The task: Please give the data below again in full, exactly as it stands.

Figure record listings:
........
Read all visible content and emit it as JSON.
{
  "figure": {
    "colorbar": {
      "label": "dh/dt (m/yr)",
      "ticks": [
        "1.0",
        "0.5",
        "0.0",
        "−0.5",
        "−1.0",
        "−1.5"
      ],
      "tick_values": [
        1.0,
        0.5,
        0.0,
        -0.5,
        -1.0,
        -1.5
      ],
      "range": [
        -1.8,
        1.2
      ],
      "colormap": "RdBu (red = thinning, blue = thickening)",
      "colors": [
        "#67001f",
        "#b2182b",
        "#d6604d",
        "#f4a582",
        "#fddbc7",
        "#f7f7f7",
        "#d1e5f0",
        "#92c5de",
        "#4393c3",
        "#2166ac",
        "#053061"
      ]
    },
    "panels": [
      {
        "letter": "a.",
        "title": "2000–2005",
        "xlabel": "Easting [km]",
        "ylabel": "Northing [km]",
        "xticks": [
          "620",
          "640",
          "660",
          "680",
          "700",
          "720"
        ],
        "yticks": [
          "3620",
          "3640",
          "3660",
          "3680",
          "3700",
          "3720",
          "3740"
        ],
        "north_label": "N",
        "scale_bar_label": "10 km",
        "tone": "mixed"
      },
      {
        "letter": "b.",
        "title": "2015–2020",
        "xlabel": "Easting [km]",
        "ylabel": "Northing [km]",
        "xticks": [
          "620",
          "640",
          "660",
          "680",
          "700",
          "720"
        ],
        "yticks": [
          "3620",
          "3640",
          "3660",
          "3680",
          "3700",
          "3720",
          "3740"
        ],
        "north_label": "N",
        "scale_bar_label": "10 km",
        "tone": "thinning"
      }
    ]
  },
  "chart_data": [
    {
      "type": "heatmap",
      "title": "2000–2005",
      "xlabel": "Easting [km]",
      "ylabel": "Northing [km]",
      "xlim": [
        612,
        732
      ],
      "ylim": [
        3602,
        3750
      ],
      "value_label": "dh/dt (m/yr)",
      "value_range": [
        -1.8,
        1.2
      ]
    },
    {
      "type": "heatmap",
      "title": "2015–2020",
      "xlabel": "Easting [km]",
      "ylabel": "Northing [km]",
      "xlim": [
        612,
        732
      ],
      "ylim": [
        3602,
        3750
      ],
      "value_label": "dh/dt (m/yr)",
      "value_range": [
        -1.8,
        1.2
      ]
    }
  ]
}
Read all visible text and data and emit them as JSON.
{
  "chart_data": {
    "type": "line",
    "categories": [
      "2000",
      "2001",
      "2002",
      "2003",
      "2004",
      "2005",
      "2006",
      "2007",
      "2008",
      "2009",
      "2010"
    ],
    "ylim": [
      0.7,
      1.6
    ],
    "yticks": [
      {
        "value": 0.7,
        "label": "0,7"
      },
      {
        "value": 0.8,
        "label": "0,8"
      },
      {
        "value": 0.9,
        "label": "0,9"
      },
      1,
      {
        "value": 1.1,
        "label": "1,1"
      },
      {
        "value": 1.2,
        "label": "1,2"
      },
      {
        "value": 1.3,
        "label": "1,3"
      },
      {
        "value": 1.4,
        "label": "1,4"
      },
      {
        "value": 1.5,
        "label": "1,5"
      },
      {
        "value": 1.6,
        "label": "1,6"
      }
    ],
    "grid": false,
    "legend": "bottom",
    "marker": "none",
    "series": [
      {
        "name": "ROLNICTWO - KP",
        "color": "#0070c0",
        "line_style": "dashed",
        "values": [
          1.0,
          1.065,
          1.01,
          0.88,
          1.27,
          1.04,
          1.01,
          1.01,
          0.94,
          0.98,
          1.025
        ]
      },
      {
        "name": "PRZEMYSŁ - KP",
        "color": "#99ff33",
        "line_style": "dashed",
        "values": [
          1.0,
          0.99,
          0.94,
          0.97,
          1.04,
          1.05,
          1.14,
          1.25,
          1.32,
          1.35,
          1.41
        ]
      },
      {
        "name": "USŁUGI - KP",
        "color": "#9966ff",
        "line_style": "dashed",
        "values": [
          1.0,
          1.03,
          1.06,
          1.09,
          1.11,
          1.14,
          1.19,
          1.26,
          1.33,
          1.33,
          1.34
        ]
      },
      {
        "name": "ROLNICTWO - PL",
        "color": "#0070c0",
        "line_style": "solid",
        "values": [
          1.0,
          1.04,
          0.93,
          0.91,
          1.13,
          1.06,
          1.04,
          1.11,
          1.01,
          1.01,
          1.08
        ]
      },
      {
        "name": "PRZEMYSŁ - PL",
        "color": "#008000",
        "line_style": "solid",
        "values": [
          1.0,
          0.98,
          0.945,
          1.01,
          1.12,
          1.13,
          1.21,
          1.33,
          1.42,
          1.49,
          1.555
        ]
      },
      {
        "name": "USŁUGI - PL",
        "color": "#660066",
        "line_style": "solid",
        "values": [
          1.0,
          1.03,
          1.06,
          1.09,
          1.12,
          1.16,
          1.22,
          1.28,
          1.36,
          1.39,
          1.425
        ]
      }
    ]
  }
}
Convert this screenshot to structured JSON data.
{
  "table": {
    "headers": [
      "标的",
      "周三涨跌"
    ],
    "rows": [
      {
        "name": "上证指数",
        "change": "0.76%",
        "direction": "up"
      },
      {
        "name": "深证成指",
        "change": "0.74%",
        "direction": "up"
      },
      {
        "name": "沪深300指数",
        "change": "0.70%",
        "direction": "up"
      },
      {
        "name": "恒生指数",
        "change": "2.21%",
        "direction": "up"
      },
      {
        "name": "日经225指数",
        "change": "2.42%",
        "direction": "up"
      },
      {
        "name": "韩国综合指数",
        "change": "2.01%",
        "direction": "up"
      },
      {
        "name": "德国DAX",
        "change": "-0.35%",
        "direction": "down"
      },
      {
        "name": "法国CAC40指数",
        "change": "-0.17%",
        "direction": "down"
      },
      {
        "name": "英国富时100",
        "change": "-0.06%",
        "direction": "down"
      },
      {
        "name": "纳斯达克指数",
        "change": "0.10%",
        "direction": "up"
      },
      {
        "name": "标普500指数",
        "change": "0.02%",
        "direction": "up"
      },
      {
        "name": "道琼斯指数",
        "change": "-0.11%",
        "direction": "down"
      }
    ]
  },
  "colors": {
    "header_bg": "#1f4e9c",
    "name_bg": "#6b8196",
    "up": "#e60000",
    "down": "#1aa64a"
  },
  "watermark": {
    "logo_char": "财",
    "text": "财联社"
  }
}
........
Solution:
Read all visible content and emit it as JSON.
{
  "figure": {
    "colorbar": {
      "label": "dh/dt (m/yr)",
      "ticks": [
        "1.0",
        "0.5",
        "0.0",
        "−0.5",
        "−1.0",
        "−1.5"
      ],
      "tick_values": [
        1.0,
        0.5,
        0.0,
        -0.5,
        -1.0,
        -1.5
      ],
      "range": [
        -1.8,
        1.2
      ],
      "colormap": "RdBu (red = thinning, blue = thickening)",
      "colors": [
        "#67001f",
        "#b2182b",
        "#d6604d",
        "#f4a582",
        "#fddbc7",
        "#f7f7f7",
        "#d1e5f0",
        "#92c5de",
        "#4393c3",
        "#2166ac",
        "#053061"
      ]
    },
    "panels": [
      {
        "letter": "a.",
        "title": "2000–2005",
        "xlabel": "Easting [km]",
        "ylabel": "Northing [km]",
        "xticks": [
          "620",
          "640",
          "660",
          "680",
          "700",
          "720"
        ],
        "yticks": [
          "3620",
          "3640",
          "3660",
          "3680",
          "3700",
          "3720",
          "3740"
        ],
        "north_label": "N",
        "scale_bar_label": "10 km",
        "tone": "mixed"
      },
      {
        "letter": "b.",
        "title": "2015–2020",
        "xlabel": "Easting [km]",
        "ylabel": "Northing [km]",
        "xticks": [
          "620",
          "640",
          "660",
          "680",
          "700",
          "720"
        ],
        "yticks": [
          "3620",
          "3640",
          "3660",
          "3680",
          "3700",
          "3720",
          "3740"
        ],
        "north_label": "N",
        "scale_bar_label": "10 km",
        "tone": "thinning"
      }
    ]
  },
  "chart_data": [
    {
      "type": "heatmap",
      "title": "2000–2005",
      "xlabel": "Easting [km]",
      "ylabel": "Northing [km]",
      "xlim": [
        612,
        732
      ],
      "ylim": [
        3602,
        3750
      ],
      "value_label": "dh/dt (m/yr)",
      "value_range": [
        -1.8,
        1.2
      ]
    },
    {
      "type": "heatmap",
      "title": "2015–2020",
      "xlabel": "Easting [km]",
      "ylabel": "Northing [km]",
      "xlim": [
        612,
        732
      ],
      "ylim": [
        3602,
        3750
      ],
      "value_label": "dh/dt (m/yr)",
      "value_range": [
        -1.8,
        1.2
      ]
    }
  ]
}
Read all visible text and data and emit them as JSON.
{
  "chart_data": {
    "type": "line",
    "categories": [
      "2000",
      "2001",
      "2002",
      "2003",
      "2004",
      "2005",
      "2006",
      "2007",
      "2008",
      "2009",
      "2010"
    ],
    "ylim": [
      0.7,
      1.6
    ],
    "yticks": [
      {
        "value": 0.7,
        "label": "0,7"
      },
      {
        "value": 0.8,
        "label": "0,8"
      },
      {
        "value": 0.9,
        "label": "0,9"
      },
      1,
      {
        "value": 1.1,
        "label": "1,1"
      },
      {
        "value": 1.2,
        "label": "1,2"
      },
      {
        "value": 1.3,
        "label": "1,3"
      },
      {
        "value": 1.4,
        "label": "1,4"
      },
      {
        "value": 1.5,
        "label": "1,5"
      },
      {
        "value": 1.6,
        "label": "1,6"
      }
    ],
    "grid": false,
    "legend": "bottom",
    "marker": "none",
    "series": [
      {
        "name": "ROLNICTWO - KP",
        "color": "#0070c0",
        "line_style": "dashed",
        "values": [
          1.0,
          1.065,
          1.01,
          0.88,
          1.27,
          1.04,
          1.01,
          1.01,
          0.94,
          0.98,
          1.025
        ]
      },
      {
        "name": "PRZEMYSŁ - KP",
        "color": "#99ff33",
        "line_style": "dashed",
        "values": [
          1.0,
          0.99,
          0.94,
          0.97,
          1.04,
          1.05,
          1.14,
          1.25,
          1.32,
          1.35,
          1.41
        ]
      },
      {
        "name": "USŁUGI - KP",
        "color": "#9966ff",
        "line_style": "dashed",
        "values": [
          1.0,
          1.03,
          1.06,
          1.09,
          1.11,
          1.14,
          1.19,
          1.26,
          1.33,
          1.33,
          1.34
        ]
      },
      {
        "name": "ROLNICTWO - PL",
        "color": "#0070c0",
        "line_style": "solid",
        "values": [
          1.0,
          1.04,
          0.93,
          0.91,
          1.13,
          1.06,
          1.04,
          1.11,
          1.01,
          1.01,
          1.08
        ]
      },
      {
        "name": "PRZEMYSŁ - PL",
        "color": "#008000",
        "line_style": "solid",
        "values": [
          1.0,
          0.98,
          0.945,
          1.01,
          1.12,
          1.13,
          1.21,
          1.33,
          1.42,
          1.49,
          1.555
        ]
      },
      {
        "name": "USŁUGI - PL",
        "color": "#660066",
        "line_style": "solid",
        "values": [
          1.0,
          1.03,
          1.06,
          1.09,
          1.12,
          1.16,
          1.22,
          1.28,
          1.36,
          1.39,
          1.425
        ]
      }
    ]
  }
}
Convert this screenshot to structured JSON data.
{
  "table": {
    "headers": [
      "标的",
      "周三涨跌"
    ],
    "rows": [
      {
        "name": "上证指数",
        "change": "0.76%",
        "direction": "up"
      },
      {
        "name": "深证成指",
        "change": "0.74%",
        "direction": "up"
      },
      {
        "name": "沪深300指数",
        "change": "0.70%",
        "direction": "up"
      },
      {
        "name": "恒生指数",
        "change": "2.21%",
        "direction": "up"
      },
      {
        "name": "日经225指数",
        "change": "2.42%",
        "direction": "up"
      },
      {
        "name": "韩国综合指数",
        "change": "2.01%",
        "direction": "up"
      },
      {
        "name": "德国DAX",
        "change": "-0.35%",
        "direction": "down"
      },
      {
        "name": "法国CAC40指数",
        "change": "-0.17%",
        "direction": "down"
      },
      {
        "name": "英国富时100",
        "change": "-0.06%",
        "direction": "down"
      },
      {
        "name": "纳斯达克指数",
        "change": "0.10%",
        "direction": "up"
      },
      {
        "name": "标普500指数",
        "change": "0.02%",
        "direction": "up"
      },
      {
        "name": "道琼斯指数",
        "change": "-0.11%",
        "direction": "down"
      }
    ]
  },
  "colors": {
    "header_bg": "#1f4e9c",
    "name_bg": "#6b8196",
    "up": "#e60000",
    "down": "#1aa64a"
  },
  "watermark": {
    "logo_char": "财",
    "text": "财联社"
  }
}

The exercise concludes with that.